**EXCERPTED DATA:**
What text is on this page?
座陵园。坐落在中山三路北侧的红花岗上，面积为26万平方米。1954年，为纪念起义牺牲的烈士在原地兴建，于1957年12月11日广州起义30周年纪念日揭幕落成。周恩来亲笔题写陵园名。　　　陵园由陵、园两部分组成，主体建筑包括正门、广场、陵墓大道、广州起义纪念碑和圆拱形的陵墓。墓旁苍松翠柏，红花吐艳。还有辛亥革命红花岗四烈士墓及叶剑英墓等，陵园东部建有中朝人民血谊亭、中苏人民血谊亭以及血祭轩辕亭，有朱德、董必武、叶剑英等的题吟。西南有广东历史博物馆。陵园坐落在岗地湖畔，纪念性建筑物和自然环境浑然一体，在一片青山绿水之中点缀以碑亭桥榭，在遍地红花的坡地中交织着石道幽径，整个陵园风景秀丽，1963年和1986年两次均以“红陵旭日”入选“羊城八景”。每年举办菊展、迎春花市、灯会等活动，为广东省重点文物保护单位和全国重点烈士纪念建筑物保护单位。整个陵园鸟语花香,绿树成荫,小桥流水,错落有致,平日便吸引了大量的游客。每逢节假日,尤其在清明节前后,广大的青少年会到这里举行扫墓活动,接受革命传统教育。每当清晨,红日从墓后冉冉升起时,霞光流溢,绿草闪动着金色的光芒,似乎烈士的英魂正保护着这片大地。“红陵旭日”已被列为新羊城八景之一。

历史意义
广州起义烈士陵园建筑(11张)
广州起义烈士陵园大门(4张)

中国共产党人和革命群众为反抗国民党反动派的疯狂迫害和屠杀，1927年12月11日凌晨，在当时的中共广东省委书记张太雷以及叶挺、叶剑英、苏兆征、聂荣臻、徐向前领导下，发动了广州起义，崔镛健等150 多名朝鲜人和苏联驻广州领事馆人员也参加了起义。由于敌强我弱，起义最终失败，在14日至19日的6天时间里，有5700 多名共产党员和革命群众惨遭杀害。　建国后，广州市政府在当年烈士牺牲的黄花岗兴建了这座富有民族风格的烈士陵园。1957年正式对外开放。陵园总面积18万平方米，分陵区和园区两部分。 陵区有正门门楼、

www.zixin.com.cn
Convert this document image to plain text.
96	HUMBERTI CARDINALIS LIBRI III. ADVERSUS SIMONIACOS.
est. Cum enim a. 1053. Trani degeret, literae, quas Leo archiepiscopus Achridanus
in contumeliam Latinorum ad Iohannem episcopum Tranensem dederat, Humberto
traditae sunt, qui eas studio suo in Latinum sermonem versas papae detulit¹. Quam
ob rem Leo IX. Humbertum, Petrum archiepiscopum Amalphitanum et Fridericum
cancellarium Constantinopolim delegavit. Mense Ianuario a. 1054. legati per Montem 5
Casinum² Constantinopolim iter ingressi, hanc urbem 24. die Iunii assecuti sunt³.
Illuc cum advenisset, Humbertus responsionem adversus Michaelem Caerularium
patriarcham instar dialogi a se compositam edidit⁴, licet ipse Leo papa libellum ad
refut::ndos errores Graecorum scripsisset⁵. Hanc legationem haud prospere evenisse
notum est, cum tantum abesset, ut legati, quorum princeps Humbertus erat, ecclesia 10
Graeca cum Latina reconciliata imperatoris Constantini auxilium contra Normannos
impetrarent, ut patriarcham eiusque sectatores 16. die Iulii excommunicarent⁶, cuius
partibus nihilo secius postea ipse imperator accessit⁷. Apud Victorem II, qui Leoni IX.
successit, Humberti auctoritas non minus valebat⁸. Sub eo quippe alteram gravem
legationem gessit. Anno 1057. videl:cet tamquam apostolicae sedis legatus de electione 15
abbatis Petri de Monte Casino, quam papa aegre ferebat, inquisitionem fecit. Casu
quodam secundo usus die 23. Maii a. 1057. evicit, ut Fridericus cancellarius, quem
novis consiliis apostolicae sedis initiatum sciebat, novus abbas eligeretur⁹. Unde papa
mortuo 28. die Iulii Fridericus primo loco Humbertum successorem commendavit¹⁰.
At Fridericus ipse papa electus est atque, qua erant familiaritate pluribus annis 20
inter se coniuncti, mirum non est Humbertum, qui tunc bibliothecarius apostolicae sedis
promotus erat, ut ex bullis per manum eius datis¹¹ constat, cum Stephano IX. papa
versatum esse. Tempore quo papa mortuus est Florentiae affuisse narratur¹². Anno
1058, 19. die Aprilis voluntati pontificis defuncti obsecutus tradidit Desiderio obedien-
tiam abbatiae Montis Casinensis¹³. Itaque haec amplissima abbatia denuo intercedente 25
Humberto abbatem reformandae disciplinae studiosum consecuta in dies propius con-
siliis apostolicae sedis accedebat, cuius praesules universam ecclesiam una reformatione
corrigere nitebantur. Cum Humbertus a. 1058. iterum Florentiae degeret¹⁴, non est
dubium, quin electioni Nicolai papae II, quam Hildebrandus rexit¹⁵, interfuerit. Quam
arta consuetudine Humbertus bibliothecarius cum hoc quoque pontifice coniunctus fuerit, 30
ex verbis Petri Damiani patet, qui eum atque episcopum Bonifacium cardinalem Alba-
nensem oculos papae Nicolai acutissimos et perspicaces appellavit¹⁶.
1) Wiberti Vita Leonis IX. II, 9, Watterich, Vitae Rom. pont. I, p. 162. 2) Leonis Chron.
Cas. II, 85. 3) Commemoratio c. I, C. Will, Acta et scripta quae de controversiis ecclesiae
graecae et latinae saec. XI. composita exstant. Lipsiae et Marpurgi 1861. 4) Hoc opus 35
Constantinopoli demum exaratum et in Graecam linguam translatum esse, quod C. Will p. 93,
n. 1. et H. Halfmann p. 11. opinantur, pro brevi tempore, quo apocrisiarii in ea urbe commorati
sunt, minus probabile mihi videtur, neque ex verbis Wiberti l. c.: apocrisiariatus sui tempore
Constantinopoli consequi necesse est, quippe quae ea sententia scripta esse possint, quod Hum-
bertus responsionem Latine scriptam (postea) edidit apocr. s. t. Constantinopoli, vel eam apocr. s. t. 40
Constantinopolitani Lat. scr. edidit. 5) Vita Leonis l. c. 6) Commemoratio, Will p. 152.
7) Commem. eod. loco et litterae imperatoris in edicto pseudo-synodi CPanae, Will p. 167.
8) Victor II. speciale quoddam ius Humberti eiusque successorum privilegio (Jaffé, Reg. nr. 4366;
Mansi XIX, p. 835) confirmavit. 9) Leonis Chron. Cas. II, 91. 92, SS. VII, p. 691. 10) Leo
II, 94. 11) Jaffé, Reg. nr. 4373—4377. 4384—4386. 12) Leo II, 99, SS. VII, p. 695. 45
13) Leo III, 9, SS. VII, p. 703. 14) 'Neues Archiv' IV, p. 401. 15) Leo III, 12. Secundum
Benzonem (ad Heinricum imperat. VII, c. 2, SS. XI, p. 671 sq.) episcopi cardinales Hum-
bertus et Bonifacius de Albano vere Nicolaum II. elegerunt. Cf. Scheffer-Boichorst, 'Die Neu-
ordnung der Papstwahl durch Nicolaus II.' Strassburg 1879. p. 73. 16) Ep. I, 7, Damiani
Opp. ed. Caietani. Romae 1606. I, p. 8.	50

**REQUIREMENT:** Emit the full listing verbatim.

**PROBLEM SOLUTION:**
What text is on this page?
座陵园。坐落在中山三路北侧的红花岗上，面积为26万平方米。1954年，为纪念起义牺牲的烈士在原地兴建，于1957年12月11日广州起义30周年纪念日揭幕落成。周恩来亲笔题写陵园名。　　　陵园由陵、园两部分组成，主体建筑包括正门、广场、陵墓大道、广州起义纪念碑和圆拱形的陵墓。墓旁苍松翠柏，红花吐艳。还有辛亥革命红花岗四烈士墓及叶剑英墓等，陵园东部建有中朝人民血谊亭、中苏人民血谊亭以及血祭轩辕亭，有朱德、董必武、叶剑英等的题吟。西南有广东历史博物馆。陵园坐落在岗地湖畔，纪念性建筑物和自然环境浑然一体，在一片青山绿水之中点缀以碑亭桥榭，在遍地红花的坡地中交织着石道幽径，整个陵园风景秀丽，1963年和1986年两次均以“红陵旭日”入选“羊城八景”。每年举办菊展、迎春花市、灯会等活动，为广东省重点文物保护单位和全国重点烈士纪念建筑物保护单位。整个陵园鸟语花香,绿树成荫,小桥流水,错落有致,平日便吸引了大量的游客。每逢节假日,尤其在清明节前后,广大的青少年会到这里举行扫墓活动,接受革命传统教育。每当清晨,红日从墓后冉冉升起时,霞光流溢,绿草闪动着金色的光芒,似乎烈士的英魂正保护着这片大地。“红陵旭日”已被列为新羊城八景之一。

历史意义
广州起义烈士陵园建筑(11张)
广州起义烈士陵园大门(4张)

中国共产党人和革命群众为反抗国民党反动派的疯狂迫害和屠杀，1927年12月11日凌晨，在当时的中共广东省委书记张太雷以及叶挺、叶剑英、苏兆征、聂荣臻、徐向前领导下，发动了广州起义，崔镛健等150 多名朝鲜人和苏联驻广州领事馆人员也参加了起义。由于敌强我弱，起义最终失败，在14日至19日的6天时间里，有5700 多名共产党员和革命群众惨遭杀害。　建国后，广州市政府在当年烈士牺牲的黄花岗兴建了这座富有民族风格的烈士陵园。1957年正式对外开放。陵园总面积18万平方米，分陵区和园区两部分。 陵区有正门门楼、

www.zixin.com.cn
Convert this document image to plain text.
96	HUMBERTI CARDINALIS LIBRI III. ADVERSUS SIMONIACOS.
est. Cum enim a. 1053. Trani degeret, literae, quas Leo archiepiscopus Achridanus
in contumeliam Latinorum ad Iohannem episcopum Tranensem dederat, Humberto
traditae sunt, qui eas studio suo in Latinum sermonem versas papae detulit¹. Quam
ob rem Leo IX. Humbertum, Petrum archiepiscopum Amalphitanum et Fridericum
cancellarium Constantinopolim delegavit. Mense Ianuario a. 1054. legati per Montem 5
Casinum² Constantinopolim iter ingressi, hanc urbem 24. die Iunii assecuti sunt³.
Illuc cum advenisset, Humbertus responsionem adversus Michaelem Caerularium
patriarcham instar dialogi a se compositam edidit⁴, licet ipse Leo papa libellum ad
refut::ndos errores Graecorum scripsisset⁵. Hanc legationem haud prospere evenisse
notum est, cum tantum abesset, ut legati, quorum princeps Humbertus erat, ecclesia 10
Graeca cum Latina reconciliata imperatoris Constantini auxilium contra Normannos
impetrarent, ut patriarcham eiusque sectatores 16. die Iulii excommunicarent⁶, cuius
partibus nihilo secius postea ipse imperator accessit⁷. Apud Victorem II, qui Leoni IX.
successit, Humberti auctoritas non minus valebat⁸. Sub eo quippe alteram gravem
legationem gessit. Anno 1057. videl:cet tamquam apostolicae sedis legatus de electione 15
abbatis Petri de Monte Casino, quam papa aegre ferebat, inquisitionem fecit. Casu
quodam secundo usus die 23. Maii a. 1057. evicit, ut Fridericus cancellarius, quem
novis consiliis apostolicae sedis initiatum sciebat, novus abbas eligeretur⁹. Unde papa
mortuo 28. die Iulii Fridericus primo loco Humbertum successorem commendavit¹⁰.
At Fridericus ipse papa electus est atque, qua erant familiaritate pluribus annis 20
inter se coniuncti, mirum non est Humbertum, qui tunc bibliothecarius apostolicae sedis
promotus erat, ut ex bullis per manum eius datis¹¹ constat, cum Stephano IX. papa
versatum esse. Tempore quo papa mortuus est Florentiae affuisse narratur¹². Anno
1058, 19. die Aprilis voluntati pontificis defuncti obsecutus tradidit Desiderio obedien-
tiam abbatiae Montis Casinensis¹³. Itaque haec amplissima abbatia denuo intercedente 25
Humberto abbatem reformandae disciplinae studiosum consecuta in dies propius con-
siliis apostolicae sedis accedebat, cuius praesules universam ecclesiam una reformatione
corrigere nitebantur. Cum Humbertus a. 1058. iterum Florentiae degeret¹⁴, non est
dubium, quin electioni Nicolai papae II, quam Hildebrandus rexit¹⁵, interfuerit. Quam
arta consuetudine Humbertus bibliothecarius cum hoc quoque pontifice coniunctus fuerit, 30
ex verbis Petri Damiani patet, qui eum atque episcopum Bonifacium cardinalem Alba-
nensem oculos papae Nicolai acutissimos et perspicaces appellavit¹⁶.
1) Wiberti Vita Leonis IX. II, 9, Watterich, Vitae Rom. pont. I, p. 162. 2) Leonis Chron.
Cas. II, 85. 3) Commemoratio c. I, C. Will, Acta et scripta quae de controversiis ecclesiae
graecae et latinae saec. XI. composita exstant. Lipsiae et Marpurgi 1861. 4) Hoc opus 35
Constantinopoli demum exaratum et in Graecam linguam translatum esse, quod C. Will p. 93,
n. 1. et H. Halfmann p. 11. opinantur, pro brevi tempore, quo apocrisiarii in ea urbe commorati
sunt, minus probabile mihi videtur, neque ex verbis Wiberti l. c.: apocrisiariatus sui tempore
Constantinopoli consequi necesse est, quippe quae ea sententia scripta esse possint, quod Hum-
bertus responsionem Latine scriptam (postea) edidit apocr. s. t. Constantinopoli, vel eam apocr. s. t. 40
Constantinopolitani Lat. scr. edidit. 5) Vita Leonis l. c. 6) Commemoratio, Will p. 152.
7) Commem. eod. loco et litterae imperatoris in edicto pseudo-synodi CPanae, Will p. 167.
8) Victor II. speciale quoddam ius Humberti eiusque successorum privilegio (Jaffé, Reg. nr. 4366;
Mansi XIX, p. 835) confirmavit. 9) Leonis Chron. Cas. II, 91. 92, SS. VII, p. 691. 10) Leo
II, 94. 11) Jaffé, Reg. nr. 4373—4377. 4384—4386. 12) Leo II, 99, SS. VII, p. 695. 45
13) Leo III, 9, SS. VII, p. 703. 14) 'Neues Archiv' IV, p. 401. 15) Leo III, 12. Secundum
Benzonem (ad Heinricum imperat. VII, c. 2, SS. XI, p. 671 sq.) episcopi cardinales Hum-
bertus et Bonifacius de Albano vere Nicolaum II. elegerunt. Cf. Scheffer-Boichorst, 'Die Neu-
ordnung der Papstwahl durch Nicolaus II.' Strassburg 1879. p. 73. 16) Ep. I, 7, Damiani
Opp. ed. Caietani. Romae 1606. I, p. 8.	50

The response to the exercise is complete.